| RECORDS FOR THE TASK |
● ● ● ● ● ● ●
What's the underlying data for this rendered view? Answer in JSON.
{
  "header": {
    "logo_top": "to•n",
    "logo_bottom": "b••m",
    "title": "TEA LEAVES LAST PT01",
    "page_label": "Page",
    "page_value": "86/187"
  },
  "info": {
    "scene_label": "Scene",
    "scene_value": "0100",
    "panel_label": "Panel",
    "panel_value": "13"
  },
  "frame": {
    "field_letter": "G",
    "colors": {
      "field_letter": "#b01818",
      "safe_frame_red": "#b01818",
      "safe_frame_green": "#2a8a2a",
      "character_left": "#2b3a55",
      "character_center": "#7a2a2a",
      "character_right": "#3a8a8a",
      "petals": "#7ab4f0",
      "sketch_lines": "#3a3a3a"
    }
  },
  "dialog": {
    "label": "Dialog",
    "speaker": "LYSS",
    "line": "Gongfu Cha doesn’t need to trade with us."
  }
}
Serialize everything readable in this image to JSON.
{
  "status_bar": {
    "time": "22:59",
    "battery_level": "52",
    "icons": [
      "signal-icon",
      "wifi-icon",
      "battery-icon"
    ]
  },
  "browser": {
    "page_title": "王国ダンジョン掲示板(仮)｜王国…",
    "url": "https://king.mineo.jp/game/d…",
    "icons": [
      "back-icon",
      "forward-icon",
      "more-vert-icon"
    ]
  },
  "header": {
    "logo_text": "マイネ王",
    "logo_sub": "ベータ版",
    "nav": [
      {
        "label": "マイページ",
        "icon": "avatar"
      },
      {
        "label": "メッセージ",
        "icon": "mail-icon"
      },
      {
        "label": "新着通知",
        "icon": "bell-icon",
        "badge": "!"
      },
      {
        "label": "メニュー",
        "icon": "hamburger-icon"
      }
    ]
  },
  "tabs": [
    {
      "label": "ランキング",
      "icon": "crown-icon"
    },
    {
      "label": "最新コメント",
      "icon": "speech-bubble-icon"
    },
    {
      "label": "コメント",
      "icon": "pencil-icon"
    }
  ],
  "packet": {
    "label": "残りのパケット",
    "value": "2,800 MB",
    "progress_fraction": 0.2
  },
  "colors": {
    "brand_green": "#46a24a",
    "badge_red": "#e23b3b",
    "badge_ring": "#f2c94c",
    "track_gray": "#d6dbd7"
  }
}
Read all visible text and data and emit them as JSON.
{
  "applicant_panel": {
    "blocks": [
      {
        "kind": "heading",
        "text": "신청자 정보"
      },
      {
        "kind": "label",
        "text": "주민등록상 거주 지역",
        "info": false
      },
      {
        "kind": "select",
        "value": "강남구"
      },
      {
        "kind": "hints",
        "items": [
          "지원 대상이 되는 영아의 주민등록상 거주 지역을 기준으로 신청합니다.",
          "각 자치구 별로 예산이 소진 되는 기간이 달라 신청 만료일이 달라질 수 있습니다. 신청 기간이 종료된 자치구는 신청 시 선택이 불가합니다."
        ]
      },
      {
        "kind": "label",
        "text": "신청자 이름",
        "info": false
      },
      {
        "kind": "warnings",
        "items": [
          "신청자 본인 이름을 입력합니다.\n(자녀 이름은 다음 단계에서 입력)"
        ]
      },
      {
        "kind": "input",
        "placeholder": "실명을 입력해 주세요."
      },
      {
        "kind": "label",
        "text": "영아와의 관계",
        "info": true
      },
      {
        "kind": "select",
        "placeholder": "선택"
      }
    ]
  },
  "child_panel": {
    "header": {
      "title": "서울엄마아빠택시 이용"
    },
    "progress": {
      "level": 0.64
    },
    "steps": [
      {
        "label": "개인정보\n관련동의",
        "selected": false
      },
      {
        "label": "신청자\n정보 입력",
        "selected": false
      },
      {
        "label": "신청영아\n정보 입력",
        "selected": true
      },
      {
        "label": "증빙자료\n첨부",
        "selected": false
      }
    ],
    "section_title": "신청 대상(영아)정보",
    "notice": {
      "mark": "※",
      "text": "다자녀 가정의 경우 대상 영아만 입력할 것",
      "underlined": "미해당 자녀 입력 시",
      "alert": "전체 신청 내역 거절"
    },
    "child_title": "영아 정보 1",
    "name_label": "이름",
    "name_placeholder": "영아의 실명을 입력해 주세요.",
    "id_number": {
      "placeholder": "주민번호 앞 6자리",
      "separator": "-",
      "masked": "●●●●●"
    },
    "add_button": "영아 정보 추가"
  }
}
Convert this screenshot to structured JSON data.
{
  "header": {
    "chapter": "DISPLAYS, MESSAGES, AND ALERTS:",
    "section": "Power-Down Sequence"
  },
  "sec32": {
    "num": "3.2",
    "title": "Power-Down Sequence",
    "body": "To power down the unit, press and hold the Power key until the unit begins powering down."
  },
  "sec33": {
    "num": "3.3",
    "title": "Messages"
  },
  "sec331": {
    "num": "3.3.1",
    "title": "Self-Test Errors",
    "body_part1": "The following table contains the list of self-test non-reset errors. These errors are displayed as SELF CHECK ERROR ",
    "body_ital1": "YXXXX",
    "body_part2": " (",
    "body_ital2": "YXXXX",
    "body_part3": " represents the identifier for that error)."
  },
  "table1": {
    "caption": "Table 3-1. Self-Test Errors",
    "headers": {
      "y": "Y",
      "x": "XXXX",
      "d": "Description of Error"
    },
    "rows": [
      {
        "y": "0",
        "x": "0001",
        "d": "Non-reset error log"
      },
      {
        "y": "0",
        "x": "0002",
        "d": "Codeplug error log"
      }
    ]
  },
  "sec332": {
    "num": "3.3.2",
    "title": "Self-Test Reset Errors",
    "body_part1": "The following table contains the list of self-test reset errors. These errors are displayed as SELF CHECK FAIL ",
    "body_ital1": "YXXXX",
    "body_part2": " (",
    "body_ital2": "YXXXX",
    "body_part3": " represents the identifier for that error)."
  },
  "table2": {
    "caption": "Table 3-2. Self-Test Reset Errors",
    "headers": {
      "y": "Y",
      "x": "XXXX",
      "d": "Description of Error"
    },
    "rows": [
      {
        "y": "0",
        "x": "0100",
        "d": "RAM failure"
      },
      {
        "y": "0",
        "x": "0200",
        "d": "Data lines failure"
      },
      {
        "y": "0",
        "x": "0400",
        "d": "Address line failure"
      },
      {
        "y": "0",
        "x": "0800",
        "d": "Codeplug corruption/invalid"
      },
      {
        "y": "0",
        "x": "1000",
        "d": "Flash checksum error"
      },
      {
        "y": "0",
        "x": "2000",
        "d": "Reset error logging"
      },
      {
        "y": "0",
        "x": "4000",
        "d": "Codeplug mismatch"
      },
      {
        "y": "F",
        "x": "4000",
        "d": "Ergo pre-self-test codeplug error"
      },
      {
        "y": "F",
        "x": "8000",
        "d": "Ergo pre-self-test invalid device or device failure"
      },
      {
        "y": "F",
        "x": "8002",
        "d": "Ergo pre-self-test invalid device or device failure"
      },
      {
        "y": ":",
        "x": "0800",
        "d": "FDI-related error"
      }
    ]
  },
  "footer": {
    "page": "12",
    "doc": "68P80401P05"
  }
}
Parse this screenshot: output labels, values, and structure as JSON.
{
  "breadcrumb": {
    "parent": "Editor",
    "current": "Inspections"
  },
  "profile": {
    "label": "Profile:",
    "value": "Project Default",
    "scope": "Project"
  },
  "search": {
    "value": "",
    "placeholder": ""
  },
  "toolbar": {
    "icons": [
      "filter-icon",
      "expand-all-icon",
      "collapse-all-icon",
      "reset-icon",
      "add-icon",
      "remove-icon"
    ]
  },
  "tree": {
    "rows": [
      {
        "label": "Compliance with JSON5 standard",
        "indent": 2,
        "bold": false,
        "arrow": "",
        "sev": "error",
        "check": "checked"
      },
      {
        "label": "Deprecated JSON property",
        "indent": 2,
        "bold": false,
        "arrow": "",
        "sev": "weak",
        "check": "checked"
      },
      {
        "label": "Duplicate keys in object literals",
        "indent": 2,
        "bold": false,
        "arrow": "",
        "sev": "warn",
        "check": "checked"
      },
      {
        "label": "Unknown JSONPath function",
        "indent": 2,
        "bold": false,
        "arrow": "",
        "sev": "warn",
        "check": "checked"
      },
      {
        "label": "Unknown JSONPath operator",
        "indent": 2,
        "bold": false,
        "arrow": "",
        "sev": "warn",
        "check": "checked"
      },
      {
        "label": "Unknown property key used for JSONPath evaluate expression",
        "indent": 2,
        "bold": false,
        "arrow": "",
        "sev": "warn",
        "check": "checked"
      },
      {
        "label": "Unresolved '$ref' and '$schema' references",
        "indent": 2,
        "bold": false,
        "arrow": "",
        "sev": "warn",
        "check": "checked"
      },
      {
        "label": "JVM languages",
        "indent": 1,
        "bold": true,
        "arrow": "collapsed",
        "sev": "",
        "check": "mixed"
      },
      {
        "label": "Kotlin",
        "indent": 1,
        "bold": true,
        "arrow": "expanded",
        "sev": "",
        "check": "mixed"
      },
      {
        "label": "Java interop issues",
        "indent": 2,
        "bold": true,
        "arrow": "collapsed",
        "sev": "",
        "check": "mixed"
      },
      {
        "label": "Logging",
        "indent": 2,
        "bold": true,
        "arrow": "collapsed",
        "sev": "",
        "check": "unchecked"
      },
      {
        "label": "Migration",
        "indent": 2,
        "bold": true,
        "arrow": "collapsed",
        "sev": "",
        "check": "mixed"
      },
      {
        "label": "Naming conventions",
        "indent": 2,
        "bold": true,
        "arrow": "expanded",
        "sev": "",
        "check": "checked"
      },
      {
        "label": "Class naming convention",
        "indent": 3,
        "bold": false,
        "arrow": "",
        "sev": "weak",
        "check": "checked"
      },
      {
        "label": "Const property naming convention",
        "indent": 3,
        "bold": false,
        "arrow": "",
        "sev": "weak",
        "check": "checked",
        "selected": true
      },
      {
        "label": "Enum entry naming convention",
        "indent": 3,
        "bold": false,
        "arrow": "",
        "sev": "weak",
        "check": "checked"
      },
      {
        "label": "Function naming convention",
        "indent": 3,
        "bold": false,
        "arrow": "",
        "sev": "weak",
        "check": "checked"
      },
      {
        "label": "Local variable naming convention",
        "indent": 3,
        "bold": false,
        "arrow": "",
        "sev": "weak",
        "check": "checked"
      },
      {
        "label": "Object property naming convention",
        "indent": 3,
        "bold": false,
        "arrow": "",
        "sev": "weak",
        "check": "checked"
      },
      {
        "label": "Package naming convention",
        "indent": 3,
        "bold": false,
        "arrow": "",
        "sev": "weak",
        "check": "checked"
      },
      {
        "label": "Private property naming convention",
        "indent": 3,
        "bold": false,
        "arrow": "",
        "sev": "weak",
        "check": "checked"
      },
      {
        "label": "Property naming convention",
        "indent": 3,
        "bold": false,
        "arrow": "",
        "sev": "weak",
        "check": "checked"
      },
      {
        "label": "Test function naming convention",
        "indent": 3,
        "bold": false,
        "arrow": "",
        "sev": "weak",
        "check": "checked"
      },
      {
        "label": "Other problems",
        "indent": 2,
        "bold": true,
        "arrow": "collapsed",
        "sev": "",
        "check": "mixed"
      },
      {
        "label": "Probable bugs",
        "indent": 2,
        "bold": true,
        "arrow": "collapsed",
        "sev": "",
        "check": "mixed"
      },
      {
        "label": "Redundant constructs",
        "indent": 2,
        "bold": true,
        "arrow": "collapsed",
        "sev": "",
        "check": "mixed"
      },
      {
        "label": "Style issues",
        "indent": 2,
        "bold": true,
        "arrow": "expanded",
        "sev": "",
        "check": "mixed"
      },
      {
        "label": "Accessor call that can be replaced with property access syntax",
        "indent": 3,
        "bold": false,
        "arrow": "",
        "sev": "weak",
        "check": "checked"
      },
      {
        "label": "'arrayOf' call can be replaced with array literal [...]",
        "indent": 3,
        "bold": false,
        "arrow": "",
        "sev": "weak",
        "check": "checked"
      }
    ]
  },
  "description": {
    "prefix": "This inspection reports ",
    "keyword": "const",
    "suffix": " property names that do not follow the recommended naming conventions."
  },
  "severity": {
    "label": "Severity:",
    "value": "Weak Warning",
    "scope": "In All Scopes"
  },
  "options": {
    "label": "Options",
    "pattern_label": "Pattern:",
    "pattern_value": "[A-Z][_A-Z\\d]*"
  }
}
● ● ● ● ● ● ●
| GIVEN INSTRUCTION |
Pull out each line of the entries that contains "call".

| EXERCISE RESULT |
        "label": "Accessor call that can be replaced with property access syntax",
        "label": "'arrayOf' call can be replaced with array literal [...]",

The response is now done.